GIVEN PROBLEM
Copy the listing verbatim, excluding any images found in it.

=====

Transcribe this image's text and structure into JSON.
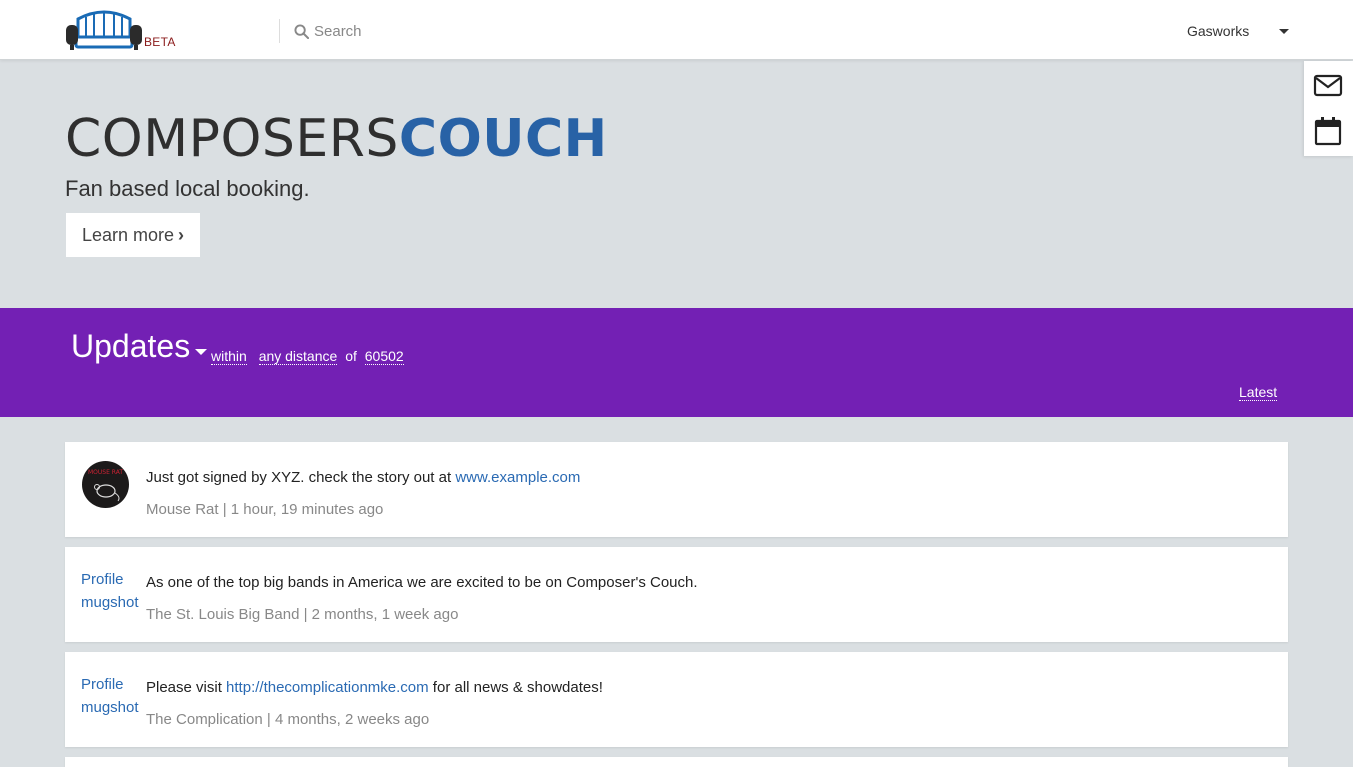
{
  "header": {
    "beta_label": "BETA",
    "search_placeholder": "Search",
    "user_name": "Gasworks"
  },
  "side_tools": [
    "envelope-icon",
    "calendar-icon"
  ],
  "hero": {
    "title_part1": "COMPOSERS",
    "title_part2": "COUCH",
    "tagline": "Fan based local booking.",
    "learn_more": "Learn more"
  },
  "updates": {
    "title": "Updates",
    "within": "within",
    "distance": "any distance",
    "of": "of",
    "zip": "60502",
    "sort": "Latest"
  },
  "feed": [
    {
      "avatar": "Mouse Rat avatar",
      "text_before": "Just got signed by XYZ. check the story out at ",
      "link": "www.example.com",
      "text_after": "",
      "author": "Mouse Rat",
      "time": "1 hour, 19 minutes ago"
    },
    {
      "mugshot": "Profile mugshot",
      "text_before": "As one of the top big bands in America we are excited to be on Composer's Couch.",
      "link": "",
      "text_after": "",
      "author": "The St. Louis Big Band",
      "time": "2 months, 1 week ago"
    },
    {
      "mugshot": "Profile mugshot",
      "text_before": "Please visit ",
      "link": "http://thecomplicationmke.com",
      "text_after": " for all news & showdates!",
      "author": "The Complication",
      "time": "4 months, 2 weeks ago"
    }
  ],
  "colors": {
    "accent_blue": "#2862a6",
    "band_purple": "#7320b4",
    "page_bg": "#dadfe2"
  }
}
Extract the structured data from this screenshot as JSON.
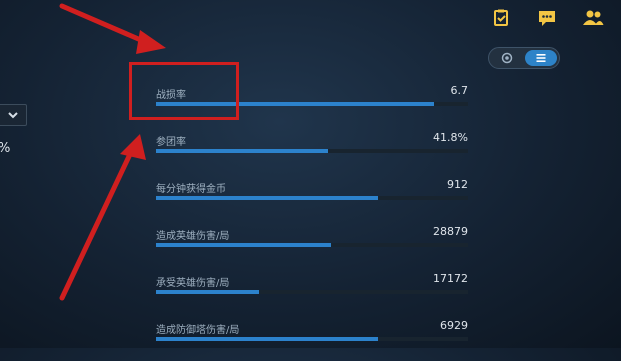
{
  "colors": {
    "accent": "#2c82cc",
    "annotation": "#d01f1f",
    "background": "#142233"
  },
  "top_icons": [
    "task-icon",
    "chat-icon",
    "friends-icon"
  ],
  "view_toggle": {
    "options": [
      "circle-icon",
      "list-icon"
    ],
    "active": 1
  },
  "left_panel": {
    "dropdown_icon": "chevron-down-icon",
    "percent_text": "%"
  },
  "stats": [
    {
      "label": "战损率",
      "value": "6.7",
      "fill": 0.89
    },
    {
      "label": "参团率",
      "value": "41.8%",
      "fill": 0.55
    },
    {
      "label": "每分钟获得金币",
      "value": "912",
      "fill": 0.71
    },
    {
      "label": "造成英雄伤害/局",
      "value": "28879",
      "fill": 0.56
    },
    {
      "label": "承受英雄伤害/局",
      "value": "17172",
      "fill": 0.33
    },
    {
      "label": "造成防御塔伤害/局",
      "value": "6929",
      "fill": 0.71
    }
  ]
}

=====

SOLUTION TO THIS PROBLEM
Transcribe this image's text and structure into JSON.
{
  "header": {
    "beta_label": "BETA",
    "search_placeholder": "Search",
    "user_name": "Gasworks"
  },
  "side_tools": [
    "envelope-icon",
    "calendar-icon"
  ],
  "hero": {
    "title_part1": "COMPOSERS",
    "title_part2": "COUCH",
    "tagline": "Fan based local booking.",
    "learn_more": "Learn more"
  },
  "updates": {
    "title": "Updates",
    "within": "within",
    "distance": "any distance",
    "of": "of",
    "zip": "60502",
    "sort": "Latest"
  },
  "feed": [
    {
      "avatar": "Mouse Rat avatar",
      "text_before": "Just got signed by XYZ. check the story out at ",
      "link": "www.example.com",
      "text_after": "",
      "author": "Mouse Rat",
      "time": "1 hour, 19 minutes ago"
    },
    {
      "mugshot": "Profile mugshot",
      "text_before": "As one of the top big bands in America we are excited to be on Composer's Couch.",
      "link": "",
      "text_after": "",
      "author": "The St. Louis Big Band",
      "time": "2 months, 1 week ago"
    },
    {
      "mugshot": "Profile mugshot",
      "text_before": "Please visit ",
      "link": "http://thecomplicationmke.com",
      "text_after": " for all news & showdates!",
      "author": "The Complication",
      "time": "4 months, 2 weeks ago"
    }
  ],
  "colors": {
    "accent_blue": "#2862a6",
    "band_purple": "#7320b4",
    "page_bg": "#dadfe2"
  }
}
Extract the structured data from this screenshot as JSON.
{
  "colors": {
    "accent": "#2c82cc",
    "annotation": "#d01f1f",
    "background": "#142233"
  },
  "top_icons": [
    "task-icon",
    "chat-icon",
    "friends-icon"
  ],
  "view_toggle": {
    "options": [
      "circle-icon",
      "list-icon"
    ],
    "active": 1
  },
  "left_panel": {
    "dropdown_icon": "chevron-down-icon",
    "percent_text": "%"
  },
  "stats": [
    {
      "label": "战损率",
      "value": "6.7",
      "fill": 0.89
    },
    {
      "label": "参团率",
      "value": "41.8%",
      "fill": 0.55
    },
    {
      "label": "每分钟获得金币",
      "value": "912",
      "fill": 0.71
    },
    {
      "label": "造成英雄伤害/局",
      "value": "28879",
      "fill": 0.56
    },
    {
      "label": "承受英雄伤害/局",
      "value": "17172",
      "fill": 0.33
    },
    {
      "label": "造成防御塔伤害/局",
      "value": "6929",
      "fill": 0.71
    }
  ]
}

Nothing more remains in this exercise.